STATED EXERCISE
Quote the records beneath, complete and exact. Leave out images.

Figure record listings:
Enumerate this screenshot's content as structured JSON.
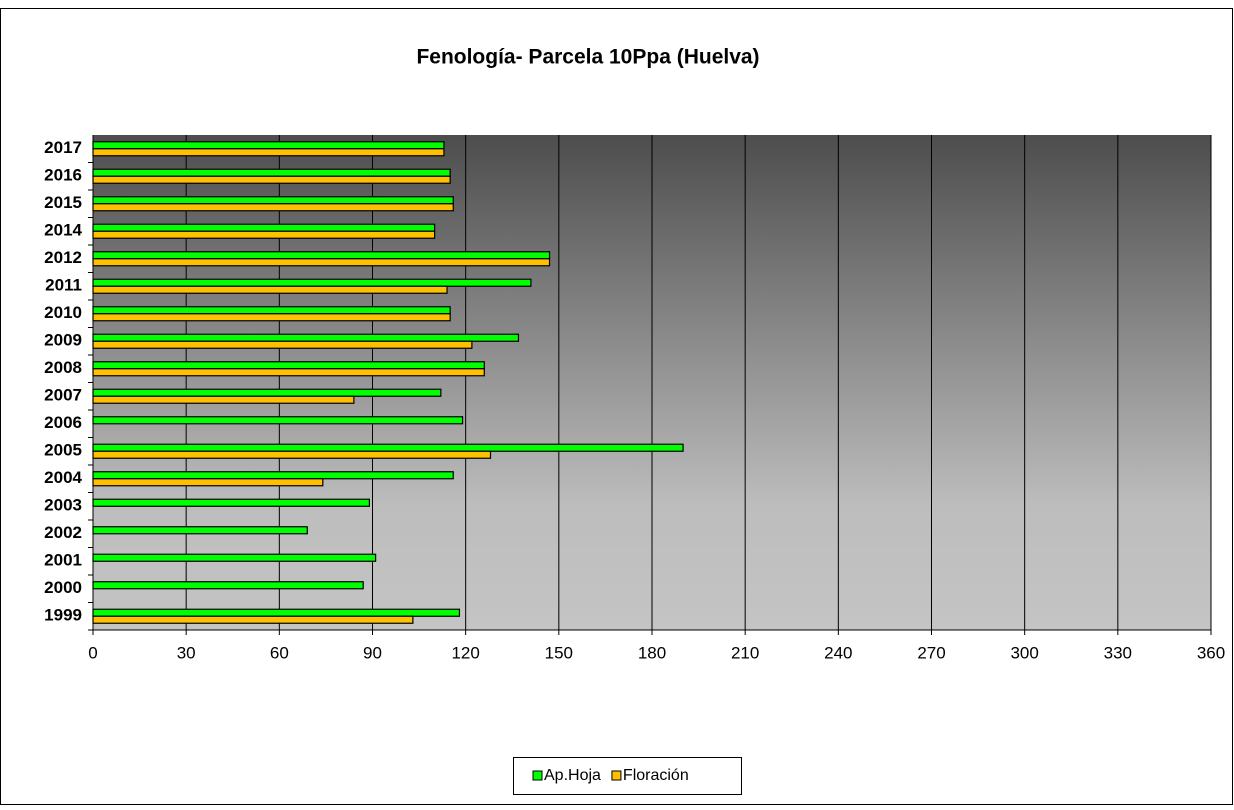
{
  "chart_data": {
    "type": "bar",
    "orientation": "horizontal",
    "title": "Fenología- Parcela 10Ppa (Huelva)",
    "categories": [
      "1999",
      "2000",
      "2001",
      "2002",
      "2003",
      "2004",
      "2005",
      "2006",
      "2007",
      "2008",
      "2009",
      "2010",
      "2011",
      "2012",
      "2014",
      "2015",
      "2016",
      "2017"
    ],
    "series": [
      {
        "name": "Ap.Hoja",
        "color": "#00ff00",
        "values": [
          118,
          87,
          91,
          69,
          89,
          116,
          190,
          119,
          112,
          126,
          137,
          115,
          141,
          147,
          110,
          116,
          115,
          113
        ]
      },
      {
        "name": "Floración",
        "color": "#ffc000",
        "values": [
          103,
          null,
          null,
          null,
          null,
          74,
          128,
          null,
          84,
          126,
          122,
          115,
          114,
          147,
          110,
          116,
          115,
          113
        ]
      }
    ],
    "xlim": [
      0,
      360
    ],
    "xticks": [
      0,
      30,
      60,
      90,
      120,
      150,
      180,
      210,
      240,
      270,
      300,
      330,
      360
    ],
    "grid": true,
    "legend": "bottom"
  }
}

EXERCISE OUTPUT
Enumerate this screenshot's content as structured JSON.
{
  "chart_data": {
    "type": "bar",
    "orientation": "horizontal",
    "title": "Fenología- Parcela 10Ppa (Huelva)",
    "categories": [
      "1999",
      "2000",
      "2001",
      "2002",
      "2003",
      "2004",
      "2005",
      "2006",
      "2007",
      "2008",
      "2009",
      "2010",
      "2011",
      "2012",
      "2014",
      "2015",
      "2016",
      "2017"
    ],
    "series": [
      {
        "name": "Ap.Hoja",
        "color": "#00ff00",
        "values": [
          118,
          87,
          91,
          69,
          89,
          116,
          190,
          119,
          112,
          126,
          137,
          115,
          141,
          147,
          110,
          116,
          115,
          113
        ]
      },
      {
        "name": "Floración",
        "color": "#ffc000",
        "values": [
          103,
          null,
          null,
          null,
          null,
          74,
          128,
          null,
          84,
          126,
          122,
          115,
          114,
          147,
          110,
          116,
          115,
          113
        ]
      }
    ],
    "xlim": [
      0,
      360
    ],
    "xticks": [
      0,
      30,
      60,
      90,
      120,
      150,
      180,
      210,
      240,
      270,
      300,
      330,
      360
    ],
    "grid": true,
    "legend": "bottom"
  }
}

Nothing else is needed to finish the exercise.